* What you will do:
Single out each line with the word "page" and copy it.

»»

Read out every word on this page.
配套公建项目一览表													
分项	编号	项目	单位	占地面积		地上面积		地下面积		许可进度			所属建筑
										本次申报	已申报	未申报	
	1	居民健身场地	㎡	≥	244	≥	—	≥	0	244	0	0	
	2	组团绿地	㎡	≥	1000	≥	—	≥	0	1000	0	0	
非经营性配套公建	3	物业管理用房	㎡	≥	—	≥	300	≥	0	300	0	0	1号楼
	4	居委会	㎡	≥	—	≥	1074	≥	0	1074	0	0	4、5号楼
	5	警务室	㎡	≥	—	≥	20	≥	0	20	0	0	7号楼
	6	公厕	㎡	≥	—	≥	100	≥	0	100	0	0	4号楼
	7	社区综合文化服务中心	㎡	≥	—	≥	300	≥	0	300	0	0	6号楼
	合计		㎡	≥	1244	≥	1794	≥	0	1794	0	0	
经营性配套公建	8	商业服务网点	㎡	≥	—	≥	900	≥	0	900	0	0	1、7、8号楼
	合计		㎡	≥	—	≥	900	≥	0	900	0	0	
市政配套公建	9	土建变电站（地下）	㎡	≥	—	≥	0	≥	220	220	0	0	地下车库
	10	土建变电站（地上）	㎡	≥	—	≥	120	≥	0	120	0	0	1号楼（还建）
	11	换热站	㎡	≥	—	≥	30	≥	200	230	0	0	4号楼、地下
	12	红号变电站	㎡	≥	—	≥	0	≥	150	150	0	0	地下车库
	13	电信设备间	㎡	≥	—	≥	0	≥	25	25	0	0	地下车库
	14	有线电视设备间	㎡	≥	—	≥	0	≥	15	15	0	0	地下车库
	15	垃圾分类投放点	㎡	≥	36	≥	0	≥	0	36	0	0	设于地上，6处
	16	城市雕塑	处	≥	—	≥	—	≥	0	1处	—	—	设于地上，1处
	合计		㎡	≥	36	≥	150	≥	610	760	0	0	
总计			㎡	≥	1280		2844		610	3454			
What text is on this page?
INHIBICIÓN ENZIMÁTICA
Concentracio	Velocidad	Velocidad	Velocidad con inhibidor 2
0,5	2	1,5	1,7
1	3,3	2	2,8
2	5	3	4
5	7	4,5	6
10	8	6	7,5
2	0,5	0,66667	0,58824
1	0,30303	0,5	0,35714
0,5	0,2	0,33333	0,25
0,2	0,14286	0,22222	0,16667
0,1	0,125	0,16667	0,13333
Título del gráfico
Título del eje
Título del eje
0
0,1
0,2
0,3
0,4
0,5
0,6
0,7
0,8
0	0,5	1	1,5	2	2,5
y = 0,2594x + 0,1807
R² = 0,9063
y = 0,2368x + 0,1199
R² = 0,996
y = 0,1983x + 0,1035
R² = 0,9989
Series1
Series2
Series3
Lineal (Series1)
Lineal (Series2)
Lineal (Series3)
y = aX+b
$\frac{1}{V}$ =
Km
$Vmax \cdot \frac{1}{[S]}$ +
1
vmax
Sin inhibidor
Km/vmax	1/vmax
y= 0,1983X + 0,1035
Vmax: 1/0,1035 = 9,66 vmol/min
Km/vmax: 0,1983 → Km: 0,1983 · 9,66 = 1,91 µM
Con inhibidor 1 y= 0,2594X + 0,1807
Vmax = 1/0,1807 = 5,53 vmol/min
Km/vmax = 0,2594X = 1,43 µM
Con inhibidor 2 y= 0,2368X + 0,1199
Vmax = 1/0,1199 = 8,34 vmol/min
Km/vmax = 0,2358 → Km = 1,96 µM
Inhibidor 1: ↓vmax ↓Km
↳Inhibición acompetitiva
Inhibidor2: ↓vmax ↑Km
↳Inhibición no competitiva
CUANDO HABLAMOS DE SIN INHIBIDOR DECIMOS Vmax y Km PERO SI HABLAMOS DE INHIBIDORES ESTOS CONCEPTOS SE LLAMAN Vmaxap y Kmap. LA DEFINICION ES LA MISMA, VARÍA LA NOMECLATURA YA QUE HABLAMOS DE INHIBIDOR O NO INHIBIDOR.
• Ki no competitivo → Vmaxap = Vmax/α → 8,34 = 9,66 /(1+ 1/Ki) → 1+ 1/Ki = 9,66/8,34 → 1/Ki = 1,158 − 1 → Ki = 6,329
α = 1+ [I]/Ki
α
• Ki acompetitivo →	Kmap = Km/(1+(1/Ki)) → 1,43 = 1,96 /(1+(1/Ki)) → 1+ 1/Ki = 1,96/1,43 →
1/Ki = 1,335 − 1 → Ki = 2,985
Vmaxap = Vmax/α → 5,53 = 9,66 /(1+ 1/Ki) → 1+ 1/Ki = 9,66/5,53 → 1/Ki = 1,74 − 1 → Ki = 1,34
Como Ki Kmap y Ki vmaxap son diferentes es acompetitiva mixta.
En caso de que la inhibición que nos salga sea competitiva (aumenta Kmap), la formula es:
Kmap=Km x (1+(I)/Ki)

««

* Reply:
Read out every word on this page.
What text is on this page?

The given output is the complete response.